===== EXERCISE INPUT =====
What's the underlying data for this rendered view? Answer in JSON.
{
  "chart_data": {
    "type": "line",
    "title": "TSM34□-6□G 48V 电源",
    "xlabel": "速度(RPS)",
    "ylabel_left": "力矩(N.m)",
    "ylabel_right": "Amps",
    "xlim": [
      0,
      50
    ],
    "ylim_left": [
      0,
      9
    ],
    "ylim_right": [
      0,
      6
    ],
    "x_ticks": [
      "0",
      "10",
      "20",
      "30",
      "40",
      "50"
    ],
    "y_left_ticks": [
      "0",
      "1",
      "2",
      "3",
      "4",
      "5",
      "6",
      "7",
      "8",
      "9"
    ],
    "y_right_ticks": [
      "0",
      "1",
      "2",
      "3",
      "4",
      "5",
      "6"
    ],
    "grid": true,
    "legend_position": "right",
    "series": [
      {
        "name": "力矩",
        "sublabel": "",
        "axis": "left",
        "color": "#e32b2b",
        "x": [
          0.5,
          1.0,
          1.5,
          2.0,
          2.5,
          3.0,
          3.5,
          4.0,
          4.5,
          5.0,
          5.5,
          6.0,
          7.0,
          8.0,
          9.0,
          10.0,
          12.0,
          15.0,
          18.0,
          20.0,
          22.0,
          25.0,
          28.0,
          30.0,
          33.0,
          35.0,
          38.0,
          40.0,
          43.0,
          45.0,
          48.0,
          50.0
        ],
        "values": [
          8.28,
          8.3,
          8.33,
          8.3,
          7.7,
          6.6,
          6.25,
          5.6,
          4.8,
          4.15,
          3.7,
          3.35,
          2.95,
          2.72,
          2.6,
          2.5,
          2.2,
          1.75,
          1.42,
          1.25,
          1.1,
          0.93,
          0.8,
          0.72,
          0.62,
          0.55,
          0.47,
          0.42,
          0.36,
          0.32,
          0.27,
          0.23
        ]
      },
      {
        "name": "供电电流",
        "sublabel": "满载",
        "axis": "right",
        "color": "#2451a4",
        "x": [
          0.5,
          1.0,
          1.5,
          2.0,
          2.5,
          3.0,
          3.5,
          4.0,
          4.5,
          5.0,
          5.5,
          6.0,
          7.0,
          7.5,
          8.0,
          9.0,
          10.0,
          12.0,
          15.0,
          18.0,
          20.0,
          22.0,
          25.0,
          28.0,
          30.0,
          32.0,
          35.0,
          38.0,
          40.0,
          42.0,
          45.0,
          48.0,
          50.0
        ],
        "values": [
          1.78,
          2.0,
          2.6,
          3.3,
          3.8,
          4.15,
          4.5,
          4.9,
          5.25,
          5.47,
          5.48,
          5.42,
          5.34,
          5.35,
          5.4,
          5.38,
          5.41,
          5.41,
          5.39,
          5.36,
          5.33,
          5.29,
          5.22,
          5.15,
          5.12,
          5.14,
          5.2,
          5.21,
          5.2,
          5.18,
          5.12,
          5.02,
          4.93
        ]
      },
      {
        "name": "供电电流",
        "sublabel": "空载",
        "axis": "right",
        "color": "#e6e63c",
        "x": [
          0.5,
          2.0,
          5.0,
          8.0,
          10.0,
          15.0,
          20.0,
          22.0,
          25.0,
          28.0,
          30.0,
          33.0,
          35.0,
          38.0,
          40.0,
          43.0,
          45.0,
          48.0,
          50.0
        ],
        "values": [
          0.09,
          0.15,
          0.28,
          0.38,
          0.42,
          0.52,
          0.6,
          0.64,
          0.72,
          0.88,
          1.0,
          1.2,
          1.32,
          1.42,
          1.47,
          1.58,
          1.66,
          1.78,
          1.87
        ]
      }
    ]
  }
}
=====
WORK REQUIRED :: Say how many lines include the word "color"; reply with the number alone.

THE ANSWER :: 3